◆ TEXT EXTRACT:
┄┄┄┄┄┄┄┄┄┄┄┄┄┄┄┄┄┄┄┄
Awesome

multirefeval

Data and evaluation script for the paper "Investigating Evaluation of Open-Domain Dialogue Systems With Human Generated Multiple References" in SIGDIAL 2019 - https://arxiv.org/abs/1907.10568

Data

Data is present in the folder multiref-dataset
It is formatted in a json format. The file contains 1000 jsons, 1 on each line, corresponding to a test dialog from the dailydialog dataset.
Every dialog json contains the dialog text in the 'dialogue' key field. The value for 'dialogue' key field is a list of utterances jsons.
In each utterance json, the multiple references are present in the responses field. The first response corresponds to the original reference from the dataset and is the same as the next utterance text in the dialog. -Since the last utterance in a dialog doesn't have a reply, it does not have a responses field.

Code

We have provided evaluation script to use for multi-reference and single reference evaluation using the data above. The code is present in the Code folder.
┄┄┄┄┄┄┄┄┄┄┄┄┄┄┄┄┄┄┄┄
◆ RECORD EXTRACTS:

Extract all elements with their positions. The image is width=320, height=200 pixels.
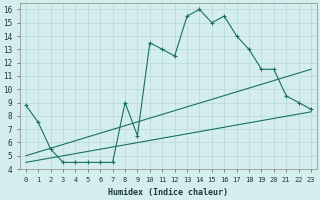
X-axis label: Humidex (Indice chaleur): Humidex (Indice chaleur) [108,188,228,197]
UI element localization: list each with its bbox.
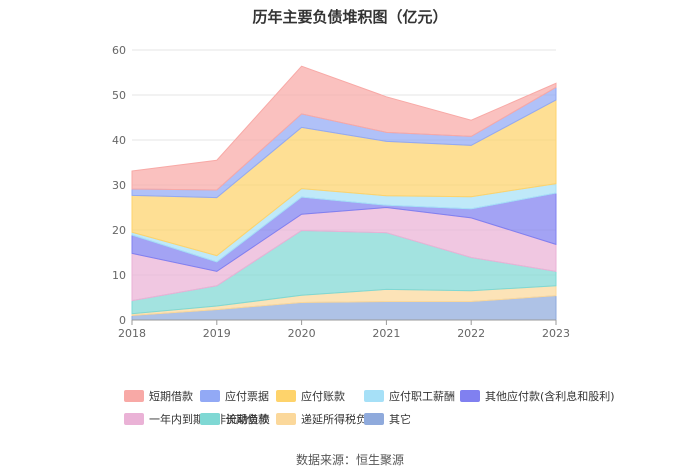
- stacked-area-chart: 0 10 20 30 40 50 60 2018 2019 2020 2021 2022 2023: [112, 44, 570, 340]
- chart-title: 历年主要负债堆积图（亿元）: [252, 8, 448, 26]
- y-tick-label: 50: [112, 89, 126, 102]
- x-tick-label: 2023: [542, 327, 570, 340]
- legend-item: 递延所得税负债: [276, 411, 378, 427]
- legend: 短期借款 应付票据 应付账款 应付职工薪酬 其他应付款(含利息和股利) 一年内到期的非流动…: [124, 388, 644, 427]
- legend-swatch: [200, 413, 220, 425]
- y-tick-label: 0: [119, 314, 126, 327]
- y-tick-label: 20: [112, 224, 126, 237]
- x-tick-label: 2021: [372, 327, 400, 340]
- legend-label: 递延所得税负债: [301, 413, 378, 426]
- area-series: [131, 65, 557, 191]
- legend-label: 应付职工薪酬: [389, 390, 455, 403]
- legend-swatch: [276, 413, 296, 425]
- legend-label: 长期借款: [225, 413, 269, 426]
- legend-swatch: [200, 390, 220, 402]
- y-tick-label: 60: [112, 44, 126, 57]
- legend-label: 应付账款: [301, 390, 345, 403]
- y-tick-label: 10: [112, 269, 126, 282]
- legend-swatch: [124, 390, 144, 402]
- legend-item: 应付票据: [200, 388, 276, 404]
- x-tick-label: 2019: [203, 327, 231, 340]
- legend-item: 短期借款: [124, 388, 200, 404]
- legend-item: 应付职工薪酬: [364, 388, 460, 404]
- x-tick-label: 2020: [288, 327, 316, 340]
- legend-label: 应付票据: [225, 390, 269, 403]
- legend-label: 短期借款: [149, 390, 193, 403]
- legend-swatch: [364, 390, 384, 402]
- legend-label: 其它: [389, 413, 411, 426]
- legend-swatch: [364, 413, 384, 425]
- x-tick-label: 2022: [457, 327, 485, 340]
- legend-item: 应付账款: [276, 388, 364, 404]
- legend-swatch: [124, 413, 144, 425]
- legend-swatch: [276, 390, 296, 402]
- legend-item: 其它: [364, 411, 460, 427]
- y-tick-label: 30: [112, 179, 126, 192]
- legend-item: 其他应付款(含利息和股利): [460, 388, 644, 404]
- legend-label: 其他应付款(含利息和股利): [485, 390, 615, 403]
- legend-item: 长期借款: [200, 411, 276, 427]
- data-source: 数据来源：恒生聚源: [295, 453, 404, 467]
- legend-item: 一年内到期的非流动负债: [124, 411, 270, 427]
- x-tick-label: 2018: [118, 327, 146, 340]
- y-tick-label: 40: [112, 134, 126, 147]
- legend-swatch: [460, 390, 480, 402]
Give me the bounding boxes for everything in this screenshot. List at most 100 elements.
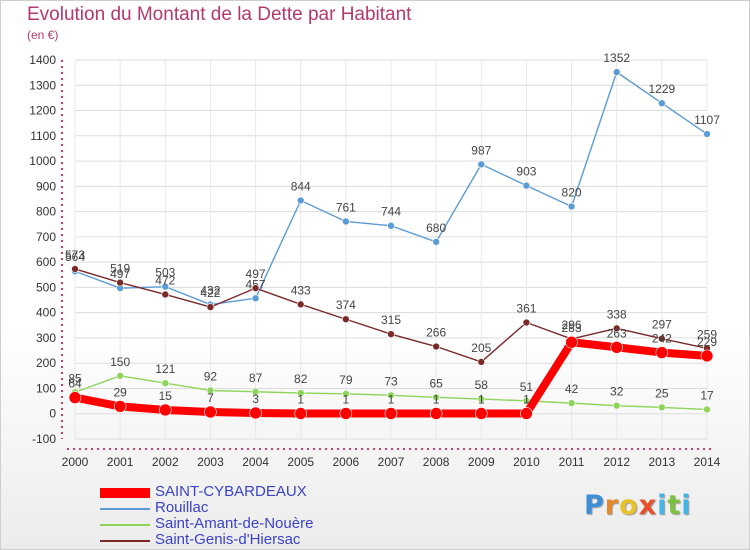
data-label-saint-cybardeaux: 1 — [343, 392, 350, 406]
legend-label-saint-cybardeaux: SAINT-CYBARDEAUX — [155, 483, 307, 500]
x-tick-label: 2011 — [559, 455, 585, 469]
legend-swatch-saint-amant — [100, 524, 150, 526]
data-point-saint-cybardeaux — [700, 349, 714, 363]
data-label-saint-cybardeaux: 15 — [159, 389, 173, 403]
legend-swatch-rouillac — [100, 508, 150, 510]
data-label-saint-genis-d-hiersac: 472 — [155, 273, 175, 287]
data-point-rouillac — [251, 294, 260, 303]
data-label-saint-genis-d-hiersac: 205 — [471, 341, 491, 355]
data-label-rouillac: 761 — [336, 200, 356, 214]
data-point-saint-cybardeaux — [429, 407, 443, 420]
logo-letter: P — [584, 490, 605, 521]
data-label-saint-genis-d-hiersac: 297 — [652, 318, 672, 332]
data-point-saint-cybardeaux — [113, 400, 127, 413]
y-tick-label: 900 — [36, 179, 56, 193]
data-point-saint-amant-de-nou-re — [342, 389, 350, 398]
data-point-saint-genis-d-hiersac — [432, 342, 440, 351]
data-label-saint-amant-de-nou-re: 17 — [700, 388, 714, 402]
logo-letter: r — [604, 490, 620, 521]
x-tick-label: 2000 — [62, 455, 89, 469]
data-point-rouillac — [161, 282, 170, 291]
data-point-rouillac — [567, 202, 576, 211]
data-label-saint-cybardeaux: 29 — [113, 385, 127, 399]
data-label-saint-genis-d-hiersac: 296 — [562, 318, 582, 332]
y-tick-label: 700 — [36, 230, 56, 244]
data-point-saint-cybardeaux — [339, 407, 353, 420]
data-label-rouillac: 744 — [381, 205, 401, 219]
data-label-saint-genis-d-hiersac: 361 — [516, 302, 536, 316]
data-point-saint-cybardeaux — [610, 340, 624, 354]
data-point-saint-cybardeaux — [565, 335, 578, 349]
data-point-saint-cybardeaux — [294, 407, 308, 420]
logo-letter: t — [667, 490, 682, 521]
data-label-rouillac: 820 — [562, 186, 582, 200]
legend-swatch-saint-cybardeaux — [100, 488, 150, 498]
data-label-saint-cybardeaux: 229 — [697, 335, 717, 349]
chart-subtitle: (en €) — [27, 28, 59, 42]
data-point-saint-cybardeaux — [249, 406, 262, 420]
y-tick-label: -100 — [32, 432, 56, 446]
legend-label-rouillac: Rouillac — [155, 499, 209, 516]
data-point-saint-cybardeaux — [384, 407, 398, 420]
data-point-saint-genis-d-hiersac — [477, 358, 486, 366]
data-point-saint-genis-d-hiersac — [116, 278, 124, 287]
data-point-rouillac — [703, 130, 711, 138]
data-point-rouillac — [522, 181, 531, 190]
data-point-saint-cybardeaux — [474, 407, 488, 420]
data-point-saint-genis-d-hiersac — [387, 330, 395, 338]
data-label-rouillac: 564 — [65, 250, 85, 264]
x-tick-label: 2002 — [152, 455, 179, 469]
x-tick-label: 2012 — [603, 455, 630, 469]
data-label-saint-amant-de-nou-re: 32 — [610, 385, 624, 399]
data-label-saint-amant-de-nou-re: 87 — [249, 371, 263, 385]
x-tick-label: 2010 — [513, 455, 540, 469]
x-tick-label: 2008 — [423, 455, 450, 469]
logo-letter: i — [681, 490, 692, 521]
data-point-saint-genis-d-hiersac — [522, 318, 531, 327]
y-tick-label: 100 — [36, 381, 56, 395]
data-point-saint-amant-de-nou-re — [567, 399, 576, 407]
data-label-saint-amant-de-nou-re: 92 — [204, 369, 218, 383]
data-label-rouillac: 987 — [471, 143, 491, 157]
data-point-saint-genis-d-hiersac — [206, 303, 215, 311]
data-label-rouillac: 457 — [246, 277, 266, 291]
data-point-saint-amant-de-nou-re — [387, 391, 395, 400]
logo-letter: o — [619, 490, 639, 521]
data-label-saint-genis-d-hiersac: 519 — [110, 262, 130, 276]
data-label-saint-genis-d-hiersac: 338 — [607, 307, 627, 321]
y-tick-label: 200 — [36, 356, 56, 370]
y-tick-label: 800 — [36, 205, 56, 219]
x-tick-label: 2009 — [468, 455, 495, 469]
data-point-rouillac — [387, 221, 395, 230]
x-tick-label: 2007 — [378, 455, 405, 469]
data-label-saint-amant-de-nou-re: 65 — [429, 376, 443, 390]
x-tick-label: 2004 — [242, 455, 269, 469]
data-label-saint-cybardeaux: 64 — [68, 377, 82, 391]
data-label-saint-amant-de-nou-re: 51 — [520, 380, 534, 394]
data-label-rouillac: 497 — [110, 267, 130, 281]
data-point-saint-amant-de-nou-re — [432, 393, 440, 402]
data-point-rouillac — [477, 160, 486, 169]
data-label-rouillac: 1352 — [603, 51, 630, 65]
chart-title: Evolution du Montant de la Dette par Hab… — [27, 4, 412, 25]
data-label-saint-genis-d-hiersac: 433 — [291, 283, 311, 297]
data-label-rouillac: 432 — [200, 284, 220, 298]
data-label-rouillac: 844 — [291, 179, 311, 193]
data-point-saint-amant-de-nou-re — [251, 387, 260, 396]
x-tick-label: 2001 — [107, 455, 134, 469]
data-label-saint-amant-de-nou-re: 82 — [294, 372, 308, 386]
data-label-saint-cybardeaux: 1 — [523, 392, 530, 406]
data-point-saint-cybardeaux — [655, 346, 669, 359]
data-label-saint-cybardeaux: 283 — [562, 321, 582, 335]
y-tick-label: 1400 — [29, 53, 56, 67]
y-tick-label: 600 — [36, 255, 56, 269]
y-tick-label: 1200 — [29, 104, 56, 118]
data-point-rouillac — [612, 68, 621, 76]
data-label-saint-amant-de-nou-re: 79 — [339, 373, 353, 387]
data-point-saint-amant-de-nou-re — [296, 389, 305, 397]
legend-label-saint-genis: Saint-Genis-d'Hiersac — [155, 531, 301, 548]
data-point-rouillac — [342, 217, 350, 226]
data-point-rouillac — [296, 196, 305, 205]
data-label-saint-cybardeaux: 3 — [252, 392, 259, 406]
┄┄┄┄┄┄┄┄┄┄┄┄┄┄┄┄┄┄┄┄
◆ JOBS:
- 1) Answer these questions from the multirefeval README:
(a) At which venue was the paper published?
(b) In which key field of each dialog json is the dialog text stored?
(c) In which folder is the evaluation code located?
- 2) Resume the multirefeval README after its last sentence.
The material above comes from a separate source and is unrelated to the multirefeval README.

◆ TASK-BY-TASK OUTPUTS:
- 1)
(a) SIGDIAL 2019
(b) The 'dialogue' key field
(c) The Code folder

- 2)
Dependencies-

The code has following package dependencies -
sumeval - pip install sumeval
Maluuba's nlgeval - link

Files

score_multiref.py - Code to run multi-reference evaluation
hredf.txt - Sample model output file
jsons/test.tgt - Single reference file
jsons/test_duid_mapping.json - File contains mapping from context id to line number (more details below)

Line number - context id mapping

The test dataset consists of 1000 dialogues, which leads to 6740 context-reply pairs. For e.g., if a dialog has 10 utterances, it corresponds to 9 context-reply pairs (the last utterance does not lead to a reply).
Any model generated outputs will have 6740 lines corresponding to the contexts, as is the case of the sample hredf.txt file. We map the context id which is the dialog id concatenated with an utterance id to the lines in test output file using a python dictionary present in test_duid_mapping.json file

Running evaluation script

For evaluation, you can use the command python score_multiref.py --pred_file hredf.txt The arguments for this file are following -

--multiref_file - The multiref dataset file. Default is ../multiref-dataset/multireftest.json
--singleref_file - The single reference test file. Default is jsons/test.tgt
--pred_file - The file you want to run evaluation on. It should contain outputs for the 6740 contexts for the 1000 dialogs present in the test set.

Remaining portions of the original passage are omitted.